GIVEN REQUEST: Each record below must be returned exactly as shown.

□ □ □ □ □

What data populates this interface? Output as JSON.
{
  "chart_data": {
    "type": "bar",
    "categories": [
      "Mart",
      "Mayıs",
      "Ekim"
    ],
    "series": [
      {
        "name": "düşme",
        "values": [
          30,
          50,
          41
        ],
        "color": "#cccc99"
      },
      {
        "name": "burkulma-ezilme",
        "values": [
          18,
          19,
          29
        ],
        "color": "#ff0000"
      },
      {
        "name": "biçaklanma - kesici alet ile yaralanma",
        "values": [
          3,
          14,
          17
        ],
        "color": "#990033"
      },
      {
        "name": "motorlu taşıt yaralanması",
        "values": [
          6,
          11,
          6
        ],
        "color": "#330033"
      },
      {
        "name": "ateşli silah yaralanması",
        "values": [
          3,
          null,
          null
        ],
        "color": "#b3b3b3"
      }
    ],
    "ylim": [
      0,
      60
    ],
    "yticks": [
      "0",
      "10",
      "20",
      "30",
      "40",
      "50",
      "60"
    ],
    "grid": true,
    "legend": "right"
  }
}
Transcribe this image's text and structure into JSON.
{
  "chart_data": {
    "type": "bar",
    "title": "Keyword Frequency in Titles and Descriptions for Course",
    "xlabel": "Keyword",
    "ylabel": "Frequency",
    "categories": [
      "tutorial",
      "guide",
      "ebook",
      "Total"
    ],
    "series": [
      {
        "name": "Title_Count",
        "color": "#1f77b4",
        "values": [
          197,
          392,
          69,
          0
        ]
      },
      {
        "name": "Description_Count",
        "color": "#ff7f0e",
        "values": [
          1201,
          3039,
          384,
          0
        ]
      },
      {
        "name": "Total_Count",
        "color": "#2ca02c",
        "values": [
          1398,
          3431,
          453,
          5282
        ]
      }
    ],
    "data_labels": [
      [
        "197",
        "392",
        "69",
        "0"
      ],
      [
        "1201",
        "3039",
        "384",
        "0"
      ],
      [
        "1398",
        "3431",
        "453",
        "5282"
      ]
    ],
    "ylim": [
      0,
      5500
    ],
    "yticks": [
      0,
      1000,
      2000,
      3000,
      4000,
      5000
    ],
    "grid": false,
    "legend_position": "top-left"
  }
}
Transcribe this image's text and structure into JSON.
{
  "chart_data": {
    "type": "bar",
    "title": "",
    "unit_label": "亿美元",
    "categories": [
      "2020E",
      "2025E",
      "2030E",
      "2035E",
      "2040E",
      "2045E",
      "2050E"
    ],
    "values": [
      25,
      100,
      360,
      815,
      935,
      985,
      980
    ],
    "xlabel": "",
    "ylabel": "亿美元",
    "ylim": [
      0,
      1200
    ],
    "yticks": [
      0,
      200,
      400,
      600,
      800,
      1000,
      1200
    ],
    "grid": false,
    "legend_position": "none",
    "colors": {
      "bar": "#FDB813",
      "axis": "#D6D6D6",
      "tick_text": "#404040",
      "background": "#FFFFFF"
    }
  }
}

□ □ □ □ □

FULL ANSWER:
What data populates this interface? Output as JSON.
{
  "chart_data": {
    "type": "bar",
    "categories": [
      "Mart",
      "Mayıs",
      "Ekim"
    ],
    "series": [
      {
        "name": "düşme",
        "values": [
          30,
          50,
          41
        ],
        "color": "#cccc99"
      },
      {
        "name": "burkulma-ezilme",
        "values": [
          18,
          19,
          29
        ],
        "color": "#ff0000"
      },
      {
        "name": "biçaklanma - kesici alet ile yaralanma",
        "values": [
          3,
          14,
          17
        ],
        "color": "#990033"
      },
      {
        "name": "motorlu taşıt yaralanması",
        "values": [
          6,
          11,
          6
        ],
        "color": "#330033"
      },
      {
        "name": "ateşli silah yaralanması",
        "values": [
          3,
          null,
          null
        ],
        "color": "#b3b3b3"
      }
    ],
    "ylim": [
      0,
      60
    ],
    "yticks": [
      "0",
      "10",
      "20",
      "30",
      "40",
      "50",
      "60"
    ],
    "grid": true,
    "legend": "right"
  }
}
Transcribe this image's text and structure into JSON.
{
  "chart_data": {
    "type": "bar",
    "title": "Keyword Frequency in Titles and Descriptions for Course",
    "xlabel": "Keyword",
    "ylabel": "Frequency",
    "categories": [
      "tutorial",
      "guide",
      "ebook",
      "Total"
    ],
    "series": [
      {
        "name": "Title_Count",
        "color": "#1f77b4",
        "values": [
          197,
          392,
          69,
          0
        ]
      },
      {
        "name": "Description_Count",
        "color": "#ff7f0e",
        "values": [
          1201,
          3039,
          384,
          0
        ]
      },
      {
        "name": "Total_Count",
        "color": "#2ca02c",
        "values": [
          1398,
          3431,
          453,
          5282
        ]
      }
    ],
    "data_labels": [
      [
        "197",
        "392",
        "69",
        "0"
      ],
      [
        "1201",
        "3039",
        "384",
        "0"
      ],
      [
        "1398",
        "3431",
        "453",
        "5282"
      ]
    ],
    "ylim": [
      0,
      5500
    ],
    "yticks": [
      0,
      1000,
      2000,
      3000,
      4000,
      5000
    ],
    "grid": false,
    "legend_position": "top-left"
  }
}
Transcribe this image's text and structure into JSON.
{
  "chart_data": {
    "type": "bar",
    "title": "",
    "unit_label": "亿美元",
    "categories": [
      "2020E",
      "2025E",
      "2030E",
      "2035E",
      "2040E",
      "2045E",
      "2050E"
    ],
    "values": [
      25,
      100,
      360,
      815,
      935,
      985,
      980
    ],
    "xlabel": "",
    "ylabel": "亿美元",
    "ylim": [
      0,
      1200
    ],
    "yticks": [
      0,
      200,
      400,
      600,
      800,
      1000,
      1200
    ],
    "grid": false,
    "legend_position": "none",
    "colors": {
      "bar": "#FDB813",
      "axis": "#D6D6D6",
      "tick_text": "#404040",
      "background": "#FFFFFF"
    }
  }
}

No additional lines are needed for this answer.